# [YOUR GOAL]
Rewrite every line of the entries below as a Markdown table with the columns No. and Line, numbering the rows and skipping blank lines. Omit the pictures from your answer.

# [ROWS]

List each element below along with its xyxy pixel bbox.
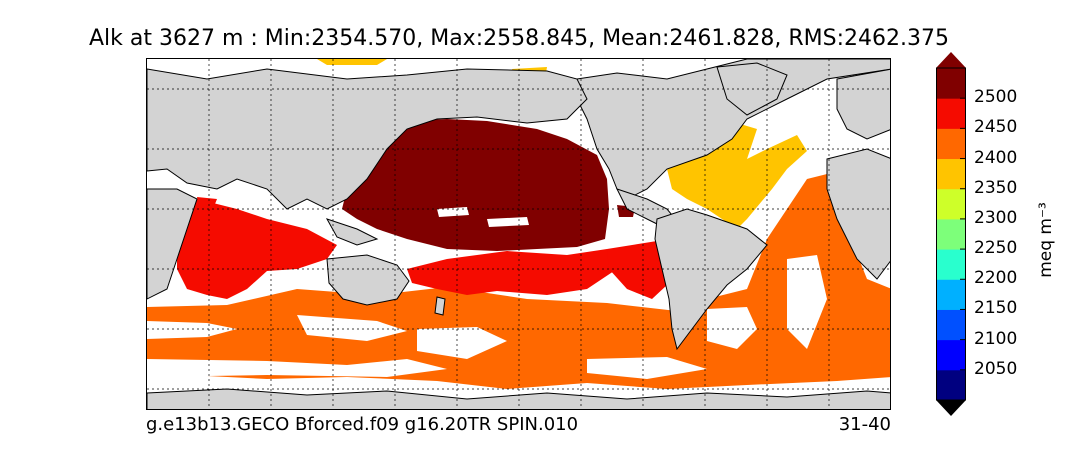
no-data-gap <box>487 217 529 227</box>
colorbar-segment <box>936 369 966 401</box>
australia-land <box>326 254 410 306</box>
colorbar-segment <box>936 188 966 220</box>
colorbar <box>936 52 966 416</box>
map-panel <box>146 58 891 410</box>
no-data-gap <box>587 357 707 379</box>
south-america-land <box>654 208 768 351</box>
no-data-gap <box>297 315 407 341</box>
plot-title: Alk at 3627 m : Min:2354.570, Max:2558.8… <box>89 26 949 51</box>
colorbar-tick-label: 2250 <box>974 238 1018 259</box>
graticule <box>147 59 890 409</box>
colorbar-tick-label: 2150 <box>974 298 1018 319</box>
africa-land <box>826 148 890 280</box>
run-name-label: g.e13b13.GECO Bforced.f09 g16.20TR SPIN.… <box>146 414 579 435</box>
colorbar-segment <box>936 279 966 310</box>
north-atlantic-field <box>667 123 807 229</box>
colorbar-tick-label: 2100 <box>974 328 1018 349</box>
colorbar-segment <box>936 98 966 129</box>
no-data-gap <box>417 327 507 359</box>
colorbar-tick-label: 2400 <box>974 147 1018 168</box>
colorbar-tick-label: 2500 <box>974 87 1018 108</box>
colorbar-tick-label: 2300 <box>974 207 1018 228</box>
europe-land <box>836 68 890 140</box>
colorbar-segment <box>936 249 966 280</box>
south-pacific-field <box>407 249 617 295</box>
colorbar-unit-label: meq m⁻³ <box>1036 202 1056 278</box>
arctic-field <box>317 59 387 65</box>
no-data-gap <box>787 255 827 349</box>
colorbar-segment <box>936 339 966 371</box>
north-america-land <box>576 59 890 200</box>
colorbar-segment <box>936 309 966 341</box>
new-zealand-land <box>434 296 446 316</box>
map-canvas <box>147 59 890 409</box>
east-pacific-field <box>607 241 672 299</box>
no-data-gap <box>437 207 469 217</box>
colorbar-tick-label: 2200 <box>974 268 1018 289</box>
colorbar-extend-min <box>936 400 966 416</box>
colorbar-border <box>936 67 966 401</box>
indian-ocean-field <box>197 197 217 209</box>
years-label: 31-40 <box>838 414 891 435</box>
colorbar-segment <box>936 218 966 250</box>
colorbar-segment <box>936 128 966 160</box>
north-pacific-field <box>342 119 609 251</box>
africa-west-land <box>147 188 198 300</box>
maritime-continent-land <box>325 218 379 246</box>
colorbar-tick-label: 2350 <box>974 177 1018 198</box>
colorbar-extend-max <box>936 52 966 68</box>
no-data-gap <box>147 359 447 377</box>
colorbar-segment <box>936 158 966 190</box>
colorbar-tick-label: 2450 <box>974 117 1018 138</box>
indian-ocean-field <box>177 199 337 299</box>
no-data-gap <box>147 321 237 339</box>
eurasia-land <box>147 68 588 210</box>
no-data-gap <box>707 307 757 349</box>
colorbar-tick-label: 2050 <box>974 358 1018 379</box>
colorbar-segment <box>936 68 966 99</box>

# [RESPONSE BELOW]
| No. | Line |
|---|---|
| 1 | List each element below along with its xyxy pixel bbox. |
| 2 | no-data-gap <box>487 217 529 227</box> |
| 3 | colorbar-segment <box>936 369 966 401</box> |
| 4 | australia-land <box>326 254 410 306</box> |
| 5 | colorbar-segment <box>936 188 966 220</box> |
| 6 | colorbar <box>936 52 966 416</box> |
| 7 | map-panel <box>146 58 891 410</box> |
| 8 | no-data-gap <box>587 357 707 379</box> |
| 9 | south-america-land <box>654 208 768 351</box> |
| 10 | no-data-gap <box>297 315 407 341</box> |
| 11 | plot-title: Alk at 3627 m : Min:2354.570, Max:2558.8… <box>89 26 949 51</box> |
| 12 | colorbar-tick-label: 2250 <box>974 238 1018 259</box> |
| 13 | graticule <box>147 59 890 409</box> |
| 14 | colorbar-tick-label: 2150 <box>974 298 1018 319</box> |
| 15 | africa-land <box>826 148 890 280</box> |
| 16 | run-name-label: g.e13b13.GECO Bforced.f09 g16.20TR SPIN.… <box>146 414 579 435</box> |
| 17 | colorbar-segment <box>936 279 966 310</box> |
| 18 | north-atlantic-field <box>667 123 807 229</box> |
| 19 | colorbar-tick-label: 2100 <box>974 328 1018 349</box> |
| 20 | colorbar-segment <box>936 98 966 129</box> |
| 21 | no-data-gap <box>417 327 507 359</box> |
| 22 | colorbar-tick-label: 2400 <box>974 147 1018 168</box> |
| 23 | colorbar-tick-label: 2500 <box>974 87 1018 108</box> |
| 24 | colorbar-tick-label: 2300 <box>974 207 1018 228</box> |
| 25 | europe-land <box>836 68 890 140</box> |
| 26 | colorbar-segment <box>936 249 966 280</box> |
| 27 | south-pacific-field <box>407 249 617 295</box> |
| 28 | colorbar-unit-label: meq m⁻³ <box>1036 202 1056 278</box> |
| 29 | arctic-field <box>317 59 387 65</box> |
| 30 | no-data-gap <box>787 255 827 349</box> |
| 31 | colorbar-segment <box>936 339 966 371</box> |
| 32 | north-america-land <box>576 59 890 200</box> |
| 33 | colorbar-segment <box>936 309 966 341</box> |
| 34 | new-zealand-land <box>434 296 446 316</box> |
| 35 | map-canvas <box>147 59 890 409</box> |
| 36 | east-pacific-field <box>607 241 672 299</box> |
| 37 | no-data-gap <box>437 207 469 217</box> |
| 38 | colorbar-tick-label: 2200 <box>974 268 1018 289</box> |
| 39 | colorbar-extend-min <box>936 400 966 416</box> |
| 40 | colorbar-border <box>936 67 966 401</box> |
| 41 | indian-ocean-field <box>197 197 217 209</box> |
| 42 | years-label: 31-40 <box>838 414 891 435</box> |
| 43 | colorbar-segment <box>936 218 966 250</box> |
| 44 | colorbar-segment <box>936 128 966 160</box> |
| 45 | north-pacific-field <box>342 119 609 251</box> |
| 46 | africa-west-land <box>147 188 198 300</box> |
| 47 | maritime-continent-land <box>325 218 379 246</box> |
| 48 | colorbar-tick-label: 2350 <box>974 177 1018 198</box> |
| 49 | colorbar-extend-max <box>936 52 966 68</box> |
| 50 | no-data-gap <box>147 359 447 377</box> |
| 51 | colorbar-segment <box>936 158 966 190</box> |
| 52 | colorbar-tick-label: 2450 <box>974 117 1018 138</box> |
| 53 | indian-ocean-field <box>177 199 337 299</box> |
| 54 | no-data-gap <box>147 321 237 339</box> |
| 55 | eurasia-land <box>147 68 588 210</box> |
| 56 | no-data-gap <box>707 307 757 349</box> |
| 57 | colorbar-tick-label: 2050 <box>974 358 1018 379</box> |
| 58 | colorbar-segment <box>936 68 966 99</box> |